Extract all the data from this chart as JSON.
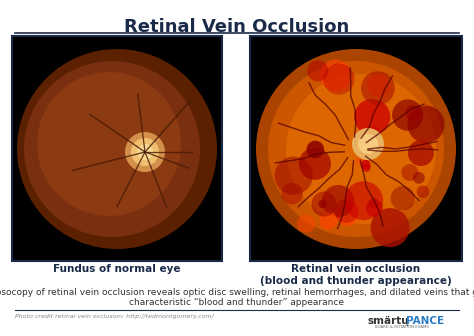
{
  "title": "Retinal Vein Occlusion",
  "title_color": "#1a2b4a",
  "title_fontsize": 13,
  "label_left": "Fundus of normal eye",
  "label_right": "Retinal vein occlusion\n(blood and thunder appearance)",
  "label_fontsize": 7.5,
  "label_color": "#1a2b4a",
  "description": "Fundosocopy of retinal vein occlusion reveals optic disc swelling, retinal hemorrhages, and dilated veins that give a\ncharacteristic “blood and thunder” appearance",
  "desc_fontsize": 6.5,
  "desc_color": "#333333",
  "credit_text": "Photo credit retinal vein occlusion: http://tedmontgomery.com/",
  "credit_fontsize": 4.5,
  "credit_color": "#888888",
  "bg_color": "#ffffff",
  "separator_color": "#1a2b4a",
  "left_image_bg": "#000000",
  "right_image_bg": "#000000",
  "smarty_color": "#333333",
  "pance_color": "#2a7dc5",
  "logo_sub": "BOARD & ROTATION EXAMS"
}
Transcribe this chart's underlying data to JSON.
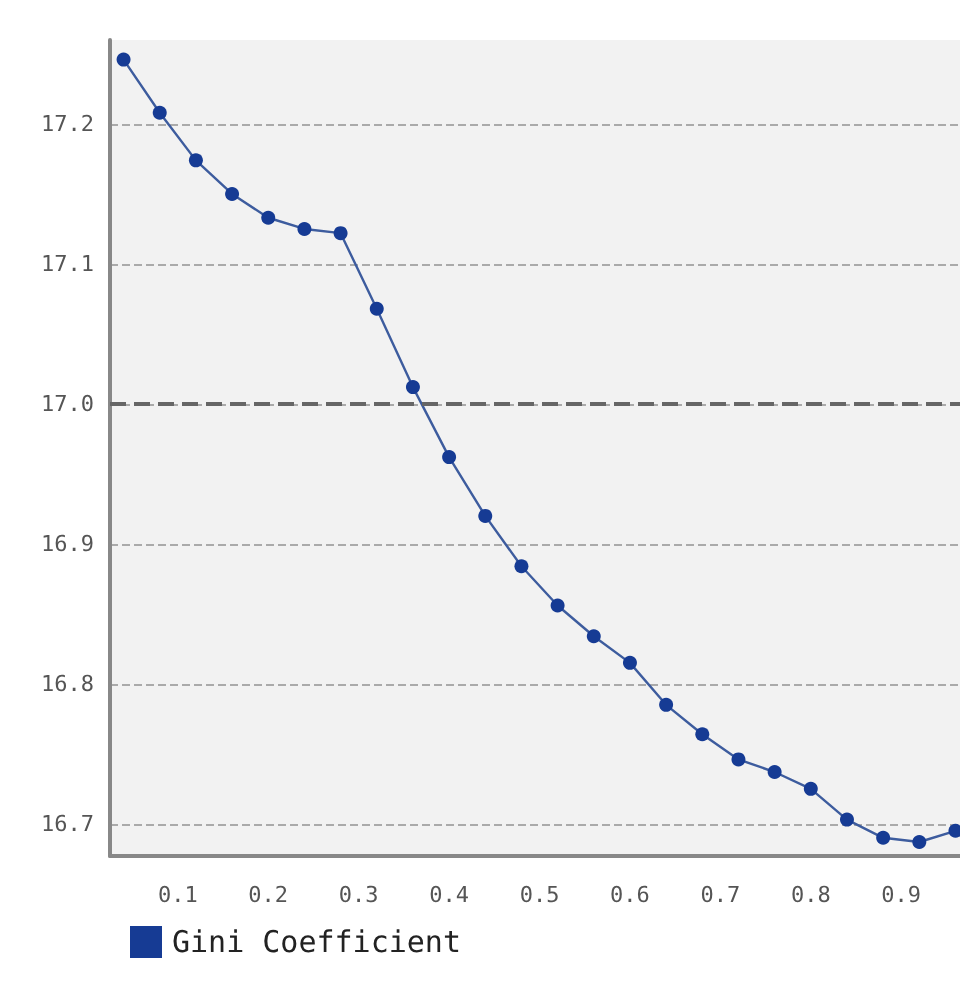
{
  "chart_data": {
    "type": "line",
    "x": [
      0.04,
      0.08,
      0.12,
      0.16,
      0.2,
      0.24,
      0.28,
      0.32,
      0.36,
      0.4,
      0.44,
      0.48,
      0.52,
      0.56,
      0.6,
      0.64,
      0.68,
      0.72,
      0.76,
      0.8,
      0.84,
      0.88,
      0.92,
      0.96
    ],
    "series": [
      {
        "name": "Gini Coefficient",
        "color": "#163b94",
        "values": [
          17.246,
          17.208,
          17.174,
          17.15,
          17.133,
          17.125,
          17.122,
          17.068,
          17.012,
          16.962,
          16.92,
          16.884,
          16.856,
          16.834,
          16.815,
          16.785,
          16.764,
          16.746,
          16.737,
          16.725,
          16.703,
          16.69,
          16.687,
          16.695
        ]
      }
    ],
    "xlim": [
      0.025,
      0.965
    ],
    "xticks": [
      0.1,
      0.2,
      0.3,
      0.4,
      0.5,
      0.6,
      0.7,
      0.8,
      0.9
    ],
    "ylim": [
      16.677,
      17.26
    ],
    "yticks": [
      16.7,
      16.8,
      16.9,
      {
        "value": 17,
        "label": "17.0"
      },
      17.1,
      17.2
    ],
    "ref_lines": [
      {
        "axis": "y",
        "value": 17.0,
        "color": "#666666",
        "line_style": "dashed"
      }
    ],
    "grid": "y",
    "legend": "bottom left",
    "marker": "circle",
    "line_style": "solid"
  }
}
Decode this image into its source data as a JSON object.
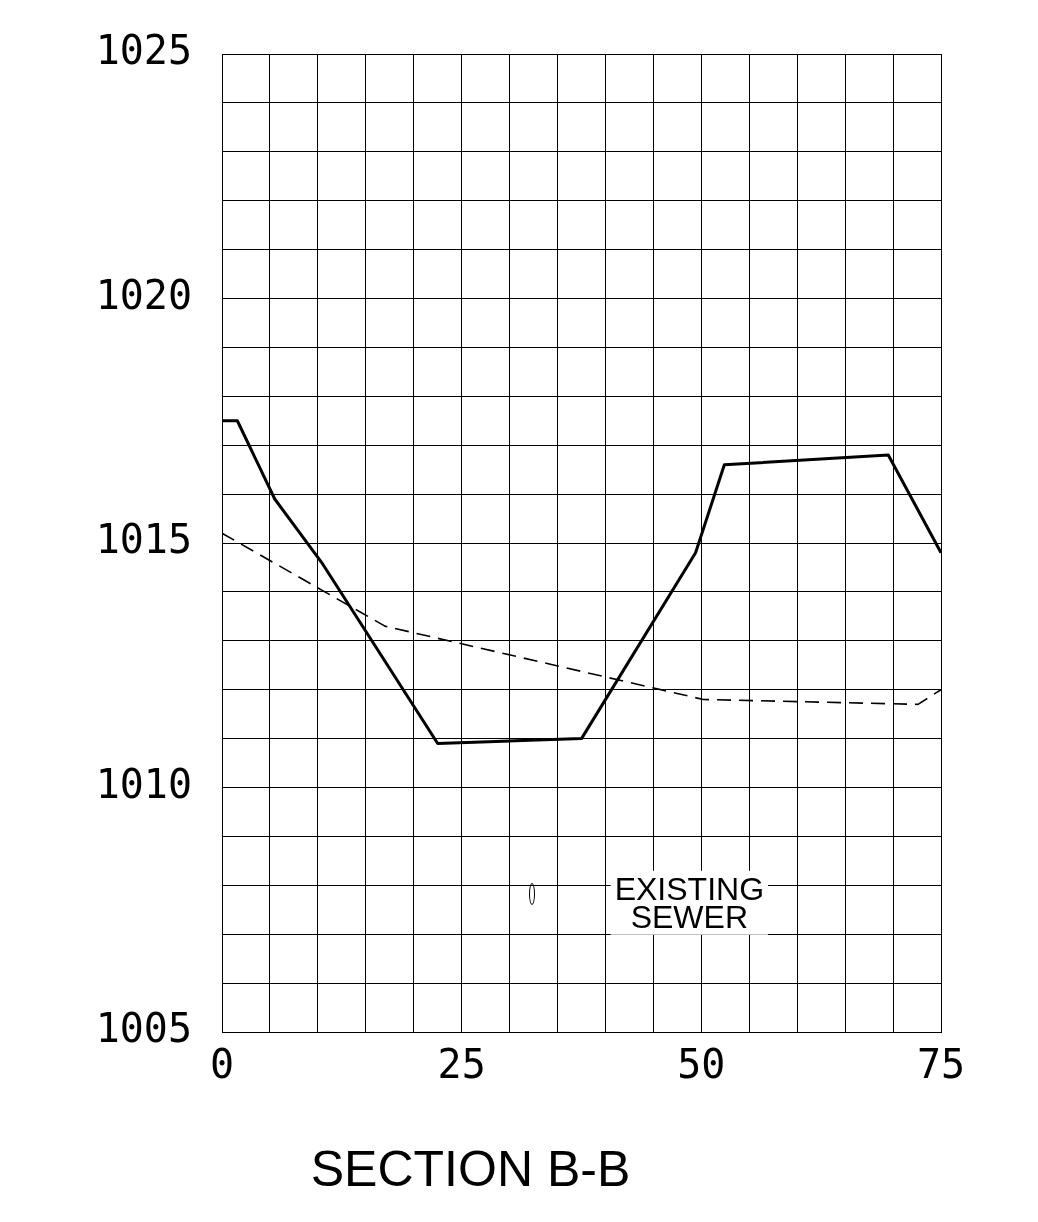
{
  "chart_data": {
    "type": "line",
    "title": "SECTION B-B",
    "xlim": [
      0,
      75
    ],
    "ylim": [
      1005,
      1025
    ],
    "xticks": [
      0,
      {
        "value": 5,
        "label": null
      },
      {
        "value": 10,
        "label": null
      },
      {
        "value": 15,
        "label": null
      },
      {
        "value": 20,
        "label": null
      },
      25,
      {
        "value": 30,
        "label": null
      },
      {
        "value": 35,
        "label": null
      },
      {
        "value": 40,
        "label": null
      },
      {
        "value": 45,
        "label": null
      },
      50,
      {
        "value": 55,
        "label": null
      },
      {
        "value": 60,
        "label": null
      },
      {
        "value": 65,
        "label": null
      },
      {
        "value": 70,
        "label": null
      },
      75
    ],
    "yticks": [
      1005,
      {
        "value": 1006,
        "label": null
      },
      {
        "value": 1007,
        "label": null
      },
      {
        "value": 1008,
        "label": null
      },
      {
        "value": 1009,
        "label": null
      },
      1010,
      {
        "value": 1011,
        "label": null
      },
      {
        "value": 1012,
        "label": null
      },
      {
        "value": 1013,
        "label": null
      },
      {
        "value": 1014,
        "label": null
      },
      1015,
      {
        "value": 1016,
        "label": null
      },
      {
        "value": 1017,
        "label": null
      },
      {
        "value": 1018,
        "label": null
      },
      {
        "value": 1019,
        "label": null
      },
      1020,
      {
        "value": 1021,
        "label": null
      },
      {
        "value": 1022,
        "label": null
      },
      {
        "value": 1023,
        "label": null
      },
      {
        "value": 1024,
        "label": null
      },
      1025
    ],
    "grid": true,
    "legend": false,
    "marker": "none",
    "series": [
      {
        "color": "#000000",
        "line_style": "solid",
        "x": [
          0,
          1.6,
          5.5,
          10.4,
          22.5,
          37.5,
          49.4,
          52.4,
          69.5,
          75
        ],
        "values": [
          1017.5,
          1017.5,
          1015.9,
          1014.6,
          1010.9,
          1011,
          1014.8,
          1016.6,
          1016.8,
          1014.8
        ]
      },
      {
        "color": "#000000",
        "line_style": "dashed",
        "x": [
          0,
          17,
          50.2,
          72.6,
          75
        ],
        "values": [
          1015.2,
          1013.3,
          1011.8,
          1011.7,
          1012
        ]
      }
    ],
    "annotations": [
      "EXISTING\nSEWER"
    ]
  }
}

* **Brief**:
Without the pictures, write out all of the material exactly.

* **Answer to the exercise**:
Extract all the data from this chart as JSON.
{
  "title": "Retinal Vein Occlusion",
  "title_color": "#1a2b4a",
  "title_fontsize": 13,
  "label_left": "Fundus of normal eye",
  "label_right": "Retinal vein occlusion\n(blood and thunder appearance)",
  "label_fontsize": 7.5,
  "label_color": "#1a2b4a",
  "description": "Fundosocopy of retinal vein occlusion reveals optic disc swelling, retinal hemorrhages, and dilated veins that give a\ncharacteristic “blood and thunder” appearance",
  "desc_fontsize": 6.5,
  "desc_color": "#333333",
  "credit_text": "Photo credit retinal vein occlusion: http://tedmontgomery.com/",
  "credit_fontsize": 4.5,
  "credit_color": "#888888",
  "bg_color": "#ffffff",
  "separator_color": "#1a2b4a",
  "left_image_bg": "#000000",
  "right_image_bg": "#000000",
  "smarty_color": "#333333",
  "pance_color": "#2a7dc5",
  "logo_sub": "BOARD & ROTATION EXAMS"
}
Transcribe this chart's underlying data to JSON.
{
  "chart_data": {
    "type": "line",
    "x": [
      0.04,
      0.08,
      0.12,
      0.16,
      0.2,
      0.24,
      0.28,
      0.32,
      0.36,
      0.4,
      0.44,
      0.48,
      0.52,
      0.56,
      0.6,
      0.64,
      0.68,
      0.72,
      0.76,
      0.8,
      0.84,
      0.88,
      0.92,
      0.96
    ],
    "series": [
      {
        "name": "Gini Coefficient",
        "color": "#163b94",
        "values": [
          17.246,
          17.208,
          17.174,
          17.15,
          17.133,
          17.125,
          17.122,
          17.068,
          17.012,
          16.962,
          16.92,
          16.884,
          16.856,
          16.834,
          16.815,
          16.785,
          16.764,
          16.746,
          16.737,
          16.725,
          16.703,
          16.69,
          16.687,
          16.695
        ]
      }
    ],
    "xlim": [
      0.025,
      0.965
    ],
    "xticks": [
      0.1,
      0.2,
      0.3,
      0.4,
      0.5,
      0.6,
      0.7,
      0.8,
      0.9
    ],
    "ylim": [
      16.677,
      17.26
    ],
    "yticks": [
      16.7,
      16.8,
      16.9,
      {
        "value": 17,
        "label": "17.0"
      },
      17.1,
      17.2
    ],
    "ref_lines": [
      {
        "axis": "y",
        "value": 17.0,
        "color": "#666666",
        "line_style": "dashed"
      }
    ],
    "grid": "y",
    "legend": "bottom left",
    "marker": "circle",
    "line_style": "solid"
  }
}
Decode this image into its source data as a JSON object.
{
  "chart_data": {
    "type": "line",
    "title": "SECTION B-B",
    "xlim": [
      0,
      75
    ],
    "ylim": [
      1005,
      1025
    ],
    "xticks": [
      0,
      {
        "value": 5,
        "label": null
      },
      {
        "value": 10,
        "label": null
      },
      {
        "value": 15,
        "label": null
      },
      {
        "value": 20,
        "label": null
      },
      25,
      {
        "value": 30,
        "label": null
      },
      {
        "value": 35,
        "label": null
      },
      {
        "value": 40,
        "label": null
      },
      {
        "value": 45,
        "label": null
      },
      50,
      {
        "value": 55,
        "label": null
      },
      {
        "value": 60,
        "label": null
      },
      {
        "value": 65,
        "label": null
      },
      {
        "value": 70,
        "label": null
      },
      75
    ],
    "yticks": [
      1005,
      {
        "value": 1006,
        "label": null
      },
      {
        "value": 1007,
        "label": null
      },
      {
        "value": 1008,
        "label": null
      },
      {
        "value": 1009,
        "label": null
      },
      1010,
      {
        "value": 1011,
        "label": null
      },
      {
        "value": 1012,
        "label": null
      },
      {
        "value": 1013,
        "label": null
      },
      {
        "value": 1014,
        "label": null
      },
      1015,
      {
        "value": 1016,
        "label": null
      },
      {
        "value": 1017,
        "label": null
      },
      {
        "value": 1018,
        "label": null
      },
      {
        "value": 1019,
        "label": null
      },
      1020,
      {
        "value": 1021,
        "label": null
      },
      {
        "value": 1022,
        "label": null
      },
      {
        "value": 1023,
        "label": null
      },
      {
        "value": 1024,
        "label": null
      },
      1025
    ],
    "grid": true,
    "legend": false,
    "marker": "none",
    "series": [
      {
        "color": "#000000",
        "line_style": "solid",
        "x": [
          0,
          1.6,
          5.5,
          10.4,
          22.5,
          37.5,
          49.4,
          52.4,
          69.5,
          75
        ],
        "values": [
          1017.5,
          1017.5,
          1015.9,
          1014.6,
          1010.9,
          1011,
          1014.8,
          1016.6,
          1016.8,
          1014.8
        ]
      },
      {
        "color": "#000000",
        "line_style": "dashed",
        "x": [
          0,
          17,
          50.2,
          72.6,
          75
        ],
        "values": [
          1015.2,
          1013.3,
          1011.8,
          1011.7,
          1012
        ]
      }
    ],
    "annotations": [
      "EXISTING\nSEWER"
    ]
  }
}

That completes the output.